| DATA PROVIDED |
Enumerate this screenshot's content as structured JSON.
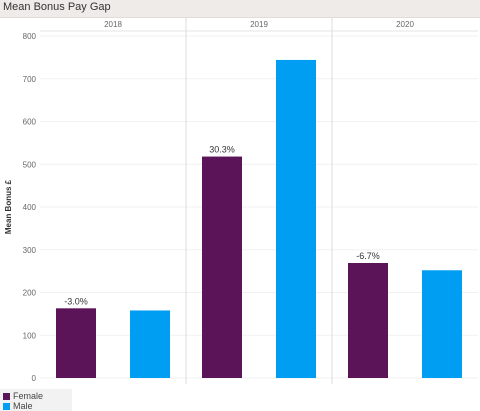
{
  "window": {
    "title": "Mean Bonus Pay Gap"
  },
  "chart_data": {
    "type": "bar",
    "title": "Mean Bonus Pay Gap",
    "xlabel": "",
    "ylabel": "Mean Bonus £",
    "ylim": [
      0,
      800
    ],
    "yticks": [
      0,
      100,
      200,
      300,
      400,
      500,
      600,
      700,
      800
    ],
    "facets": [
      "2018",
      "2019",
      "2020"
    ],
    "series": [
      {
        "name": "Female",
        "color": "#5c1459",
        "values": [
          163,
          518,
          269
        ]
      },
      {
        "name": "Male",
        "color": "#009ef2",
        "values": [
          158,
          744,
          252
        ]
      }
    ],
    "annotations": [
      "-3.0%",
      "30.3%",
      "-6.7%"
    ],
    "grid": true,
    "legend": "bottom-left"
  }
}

| WHAT IS ASKED |
Each record must be quoted in full and exactly. Do not include the pictures.

| EXERCISE OUTPUT |
Enumerate this screenshot's content as structured JSON.
{
  "window": {
    "title": "Mean Bonus Pay Gap"
  },
  "chart_data": {
    "type": "bar",
    "title": "Mean Bonus Pay Gap",
    "xlabel": "",
    "ylabel": "Mean Bonus £",
    "ylim": [
      0,
      800
    ],
    "yticks": [
      0,
      100,
      200,
      300,
      400,
      500,
      600,
      700,
      800
    ],
    "facets": [
      "2018",
      "2019",
      "2020"
    ],
    "series": [
      {
        "name": "Female",
        "color": "#5c1459",
        "values": [
          163,
          518,
          269
        ]
      },
      {
        "name": "Male",
        "color": "#009ef2",
        "values": [
          158,
          744,
          252
        ]
      }
    ],
    "annotations": [
      "-3.0%",
      "30.3%",
      "-6.7%"
    ],
    "grid": true,
    "legend": "bottom-left"
  }
}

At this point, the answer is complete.